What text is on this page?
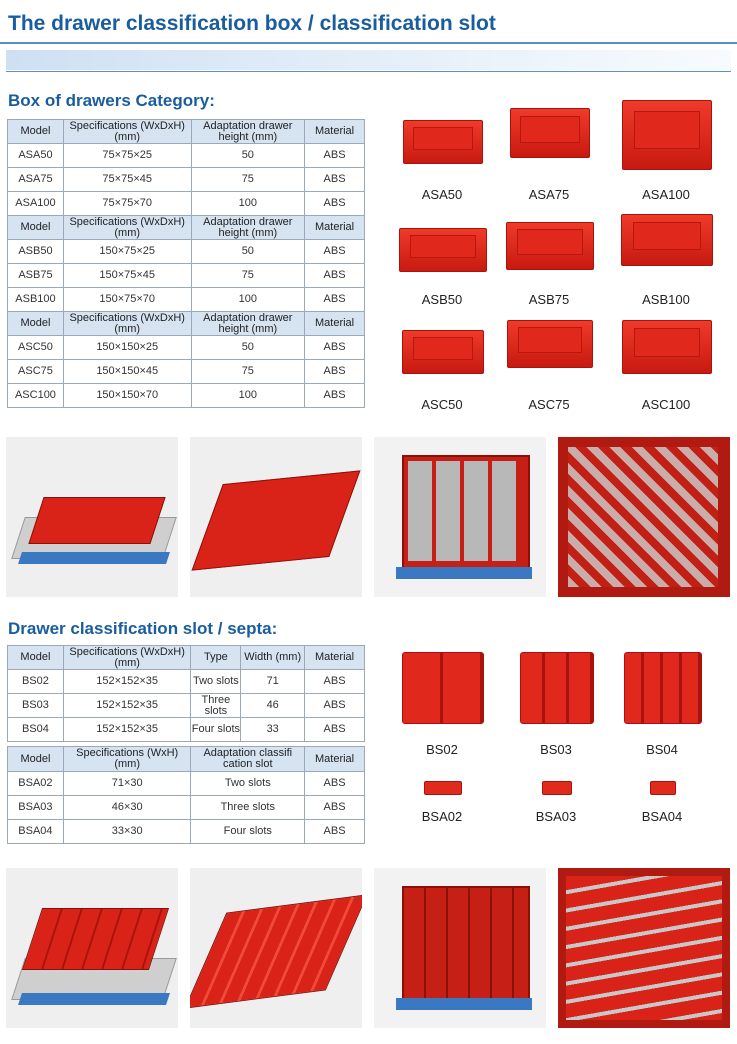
The drawer classification box / classification slot
Box of drawers Category:
Model	Specifications (WxDxH)(mm)	Adaptation drawer height (mm)	Material
ASA50	75×75×25	50	ABS
ASA75	75×75×45	75	ABS
ASA100	75×75×70	100	ABS
Model	Specifications (WxDxH)(mm)	Adaptation drawer height (mm)	Material
ASB50	150×75×25	50	ABS
ASB75	150×75×45	75	ABS
ASB100	150×75×70	100	ABS
Model	Specifications (WxDxH)(mm)	Adaptation drawer height (mm)	Material
ASC50	150×150×25	50	ABS
ASC75	150×150×45	75	ABS
ASC100	150×150×70	100	ABS
ASA50	ASA75	ASA100
ASB50	ASB75	ASB100
ASC50	ASC75	ASC100
Drawer classification slot / septa:
Model	Specifications (WxDxH)(mm)	Type	Width (mm)	Material
BS02	152×152×35	Two slots	71	ABS
BS03	152×152×35	Three slots	46	ABS
BS04	152×152×35	Four slots	33	ABS
Model	Specifications (WxH)(mm)	Adaptation classifi cation slot	Material
BSA02	71×30	Two slots	ABS
BSA03	46×30	Three slots	ABS
BSA04	33×30	Four slots	ABS
BS02	BS03	BS04
BSA02	BSA03	BSA04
###
Transcribe the records above exactly, leaving out every picture.

What text is on this page?
The drawer classification box / classification slot
Box of drawers Category:
Model	Specifications (WxDxH)(mm)	Adaptation drawer height (mm)	Material
ASA50	75×75×25	50	ABS
ASA75	75×75×45	75	ABS
ASA100	75×75×70	100	ABS
Model	Specifications (WxDxH)(mm)	Adaptation drawer height (mm)	Material
ASB50	150×75×25	50	ABS
ASB75	150×75×45	75	ABS
ASB100	150×75×70	100	ABS
Model	Specifications (WxDxH)(mm)	Adaptation drawer height (mm)	Material
ASC50	150×150×25	50	ABS
ASC75	150×150×45	75	ABS
ASC100	150×150×70	100	ABS
ASA50	ASA75	ASA100
ASB50	ASB75	ASB100
ASC50	ASC75	ASC100
Drawer classification slot / septa:
Model	Specifications (WxDxH)(mm)	Type	Width (mm)	Material
BS02	152×152×35	Two slots	71	ABS
BS03	152×152×35	Three slots	46	ABS
BS04	152×152×35	Four slots	33	ABS
Model	Specifications (WxH)(mm)	Adaptation classifi cation slot	Material
BSA02	71×30	Two slots	ABS
BSA03	46×30	Three slots	ABS
BSA04	33×30	Four slots	ABS
BS02	BS03	BS04
BSA02	BSA03	BSA04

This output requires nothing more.